• Problem description:
What follows is a set of entries. Repeat them exactly, but not their pictures.

• Records for the task:
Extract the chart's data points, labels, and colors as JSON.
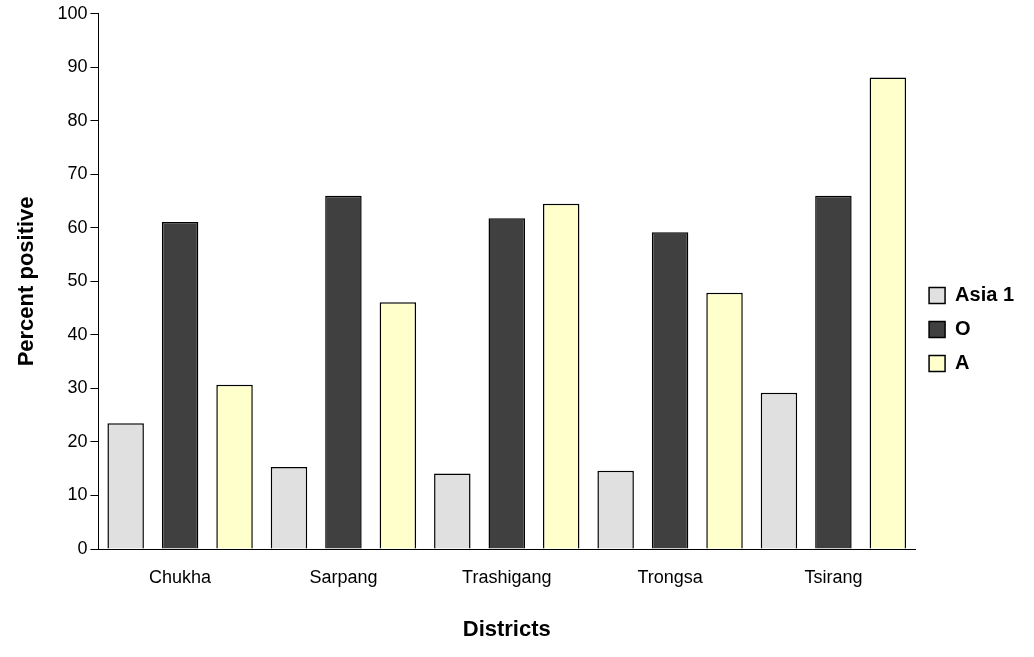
{
  "chart_data": {
    "type": "bar",
    "xlabel": "Districts",
    "ylabel": "Percent positive",
    "categories": [
      "Chukha",
      "Sarpang",
      "Trashigang",
      "Trongsa",
      "Tsirang"
    ],
    "series": [
      {
        "name": "Asia 1",
        "color": "#e0e0e0",
        "values": [
          23.5,
          15.3,
          14.1,
          14.6,
          29.2
        ]
      },
      {
        "name": "O",
        "color": "#404040",
        "values": [
          61.1,
          66.0,
          61.8,
          59.2,
          66.0
        ]
      },
      {
        "name": "A",
        "color": "#ffffcc",
        "values": [
          30.7,
          46.1,
          64.5,
          47.9,
          88.1
        ]
      }
    ],
    "ylim": [
      0,
      100
    ],
    "yticks": [
      0,
      10,
      20,
      30,
      40,
      50,
      60,
      70,
      80,
      90,
      100
    ],
    "grid": false,
    "legend": "right"
  }
}
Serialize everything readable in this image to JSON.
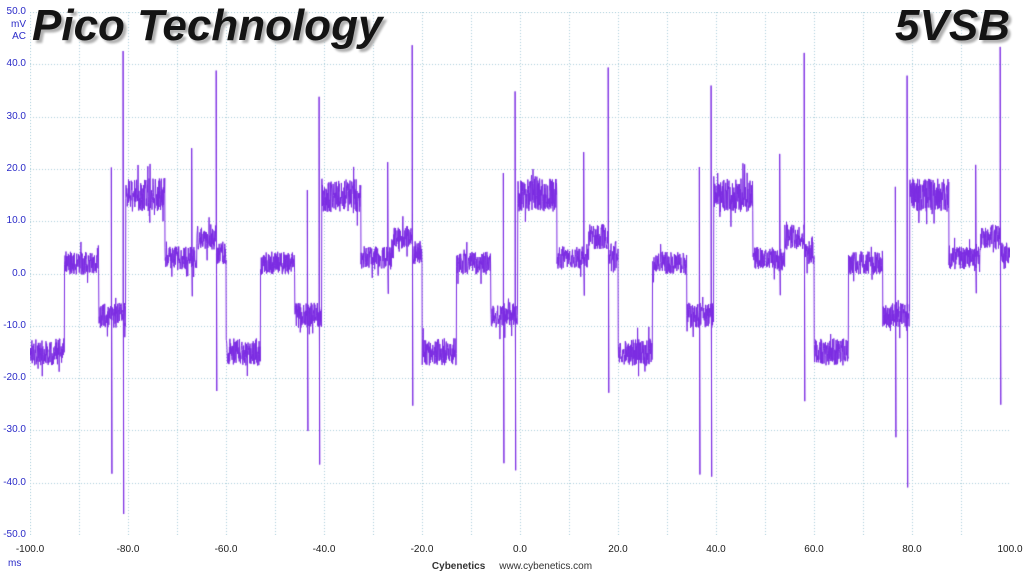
{
  "footer": {
    "brand": "Cybenetics",
    "url": "www.cybenetics.com"
  },
  "colors": {
    "background": "#ffffff",
    "title": "#141414",
    "title_shadow": "#b0b0b0",
    "axis_label_blue": "#2a2ac8",
    "axis_label_dark": "#1c1c1c",
    "footer_text": "#333333",
    "grid": "#a9ced9",
    "trace": "#7b2be2"
  },
  "chart_data": {
    "type": "line",
    "title_left": "Pico Technology",
    "title_right": "5VSB",
    "xlabel": "ms",
    "ylabel": "mV",
    "coupling": "AC",
    "xlim": [
      -100,
      100
    ],
    "ylim": [
      -50,
      50
    ],
    "grid": true,
    "grid_step_x_ms": 10,
    "grid_step_y_mv": 10,
    "legend": "none",
    "x_ticks": [
      {
        "v": -100,
        "label": "-100.0"
      },
      {
        "v": -80,
        "label": "-80.0"
      },
      {
        "v": -60,
        "label": "-60.0"
      },
      {
        "v": -40,
        "label": "-40.0"
      },
      {
        "v": -20,
        "label": "-20.0"
      },
      {
        "v": 0,
        "label": "0.0"
      },
      {
        "v": 20,
        "label": "20.0"
      },
      {
        "v": 40,
        "label": "40.0"
      },
      {
        "v": 60,
        "label": "60.0"
      },
      {
        "v": 80,
        "label": "80.0"
      },
      {
        "v": 100,
        "label": "100.0"
      }
    ],
    "y_ticks": [
      {
        "v": 50,
        "label": "50.0"
      },
      {
        "v": 40,
        "label": "40.0"
      },
      {
        "v": 30,
        "label": "30.0"
      },
      {
        "v": 20,
        "label": "20.0"
      },
      {
        "v": 10,
        "label": "10.0"
      },
      {
        "v": 0,
        "label": "0.0"
      },
      {
        "v": -10,
        "label": "-10.0"
      },
      {
        "v": -20,
        "label": "-20.0"
      },
      {
        "v": -30,
        "label": "-30.0"
      },
      {
        "v": -40,
        "label": "-40.0"
      },
      {
        "v": -50,
        "label": "-50.0"
      }
    ],
    "waveform": {
      "description": "5VSB AC-coupled ripple trace, periodic stepped noise bands with bipolar switching spikes",
      "period_ms": 40,
      "base_noise_mv": 2.2,
      "segments": [
        {
          "t0": 0,
          "t1": 7,
          "level": -15,
          "noise": 2.6
        },
        {
          "t0": 7,
          "t1": 14,
          "level": 2,
          "noise": 2.2
        },
        {
          "t0": 14,
          "t1": 19.5,
          "level": -8,
          "noise": 2.4
        },
        {
          "t0": 19.5,
          "t1": 27.5,
          "level": 15,
          "noise": 3.2
        },
        {
          "t0": 27.5,
          "t1": 34,
          "level": 3,
          "noise": 2.2
        },
        {
          "t0": 34,
          "t1": 38,
          "level": 7,
          "noise": 2.4
        },
        {
          "t0": 38,
          "t1": 40,
          "level": 4,
          "noise": 2.2
        }
      ],
      "spikes": [
        {
          "t": 16.6,
          "peak1": 18,
          "peak2": -34
        },
        {
          "t": 19.0,
          "peak1": 37,
          "peak2": -40
        },
        {
          "t": 33.0,
          "peak1": 22,
          "peak2": -4
        },
        {
          "t": 38.0,
          "peak1": 38,
          "peak2": -22
        }
      ]
    }
  }
}
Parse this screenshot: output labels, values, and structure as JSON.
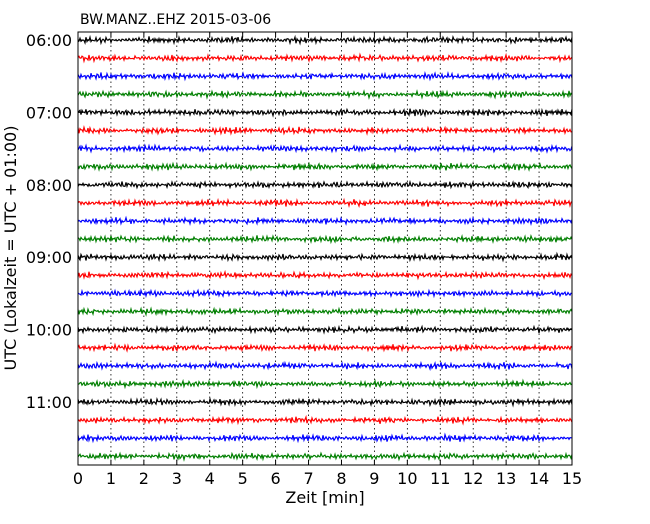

• Written solution:
Extract the chart's data points, labels, and colors as JSON.
{
  "chart_data": {
    "type": "bar",
    "xlabel": "Districts",
    "ylabel": "Percent positive",
    "categories": [
      "Chukha",
      "Sarpang",
      "Trashigang",
      "Trongsa",
      "Tsirang"
    ],
    "series": [
      {
        "name": "Asia 1",
        "color": "#e0e0e0",
        "values": [
          23.5,
          15.3,
          14.1,
          14.6,
          29.2
        ]
      },
      {
        "name": "O",
        "color": "#404040",
        "values": [
          61.1,
          66.0,
          61.8,
          59.2,
          66.0
        ]
      },
      {
        "name": "A",
        "color": "#ffffcc",
        "values": [
          30.7,
          46.1,
          64.5,
          47.9,
          88.1
        ]
      }
    ],
    "ylim": [
      0,
      100
    ],
    "yticks": [
      0,
      10,
      20,
      30,
      40,
      50,
      60,
      70,
      80,
      90,
      100
    ],
    "grid": false,
    "legend": "right"
  }
}
Serialize everything readable in this image to JSON.
{
  "footer": {
    "brand": "Cybenetics",
    "url": "www.cybenetics.com"
  },
  "colors": {
    "background": "#ffffff",
    "title": "#141414",
    "title_shadow": "#b0b0b0",
    "axis_label_blue": "#2a2ac8",
    "axis_label_dark": "#1c1c1c",
    "footer_text": "#333333",
    "grid": "#a9ced9",
    "trace": "#7b2be2"
  },
  "chart_data": {
    "type": "line",
    "title_left": "Pico Technology",
    "title_right": "5VSB",
    "xlabel": "ms",
    "ylabel": "mV",
    "coupling": "AC",
    "xlim": [
      -100,
      100
    ],
    "ylim": [
      -50,
      50
    ],
    "grid": true,
    "grid_step_x_ms": 10,
    "grid_step_y_mv": 10,
    "legend": "none",
    "x_ticks": [
      {
        "v": -100,
        "label": "-100.0"
      },
      {
        "v": -80,
        "label": "-80.0"
      },
      {
        "v": -60,
        "label": "-60.0"
      },
      {
        "v": -40,
        "label": "-40.0"
      },
      {
        "v": -20,
        "label": "-20.0"
      },
      {
        "v": 0,
        "label": "0.0"
      },
      {
        "v": 20,
        "label": "20.0"
      },
      {
        "v": 40,
        "label": "40.0"
      },
      {
        "v": 60,
        "label": "60.0"
      },
      {
        "v": 80,
        "label": "80.0"
      },
      {
        "v": 100,
        "label": "100.0"
      }
    ],
    "y_ticks": [
      {
        "v": 50,
        "label": "50.0"
      },
      {
        "v": 40,
        "label": "40.0"
      },
      {
        "v": 30,
        "label": "30.0"
      },
      {
        "v": 20,
        "label": "20.0"
      },
      {
        "v": 10,
        "label": "10.0"
      },
      {
        "v": 0,
        "label": "0.0"
      },
      {
        "v": -10,
        "label": "-10.0"
      },
      {
        "v": -20,
        "label": "-20.0"
      },
      {
        "v": -30,
        "label": "-30.0"
      },
      {
        "v": -40,
        "label": "-40.0"
      },
      {
        "v": -50,
        "label": "-50.0"
      }
    ],
    "waveform": {
      "description": "5VSB AC-coupled ripple trace, periodic stepped noise bands with bipolar switching spikes",
      "period_ms": 40,
      "base_noise_mv": 2.2,
      "segments": [
        {
          "t0": 0,
          "t1": 7,
          "level": -15,
          "noise": 2.6
        },
        {
          "t0": 7,
          "t1": 14,
          "level": 2,
          "noise": 2.2
        },
        {
          "t0": 14,
          "t1": 19.5,
          "level": -8,
          "noise": 2.4
        },
        {
          "t0": 19.5,
          "t1": 27.5,
          "level": 15,
          "noise": 3.2
        },
        {
          "t0": 27.5,
          "t1": 34,
          "level": 3,
          "noise": 2.2
        },
        {
          "t0": 34,
          "t1": 38,
          "level": 7,
          "noise": 2.4
        },
        {
          "t0": 38,
          "t1": 40,
          "level": 4,
          "noise": 2.2
        }
      ],
      "spikes": [
        {
          "t": 16.6,
          "peak1": 18,
          "peak2": -34
        },
        {
          "t": 19.0,
          "peak1": 37,
          "peak2": -40
        },
        {
          "t": 33.0,
          "peak1": 22,
          "peak2": -4
        },
        {
          "t": 38.0,
          "peak1": 38,
          "peak2": -22
        }
      ]
    }
  }
}
Parse this screenshot: output labels, values, and structure as JSON.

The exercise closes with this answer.